» Objective
Search the listing below for the word "will" and copy each line that holds it.

**** Input material ****

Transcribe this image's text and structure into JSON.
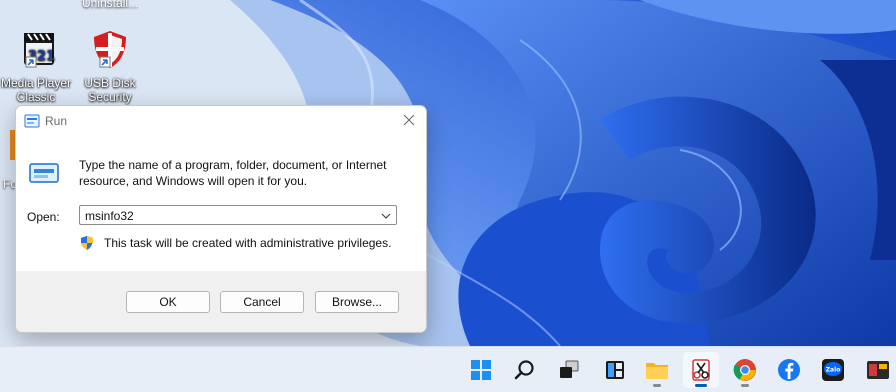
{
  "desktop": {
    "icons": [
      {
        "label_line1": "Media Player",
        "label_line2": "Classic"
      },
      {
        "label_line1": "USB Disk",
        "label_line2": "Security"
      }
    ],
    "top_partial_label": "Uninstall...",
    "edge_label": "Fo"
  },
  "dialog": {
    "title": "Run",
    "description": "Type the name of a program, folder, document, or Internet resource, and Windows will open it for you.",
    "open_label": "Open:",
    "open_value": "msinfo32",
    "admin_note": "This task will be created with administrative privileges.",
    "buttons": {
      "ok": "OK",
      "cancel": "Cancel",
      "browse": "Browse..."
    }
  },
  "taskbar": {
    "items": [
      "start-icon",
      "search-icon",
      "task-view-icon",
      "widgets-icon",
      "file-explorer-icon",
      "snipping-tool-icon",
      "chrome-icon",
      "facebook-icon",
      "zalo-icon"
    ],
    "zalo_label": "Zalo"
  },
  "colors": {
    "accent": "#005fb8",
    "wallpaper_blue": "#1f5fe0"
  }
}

****

» Task output
    "description": "Type the name of a program, folder, document, or Internet resource, and Windows will open it for you.",
    "admin_note": "This task will be created with administrative privileges.",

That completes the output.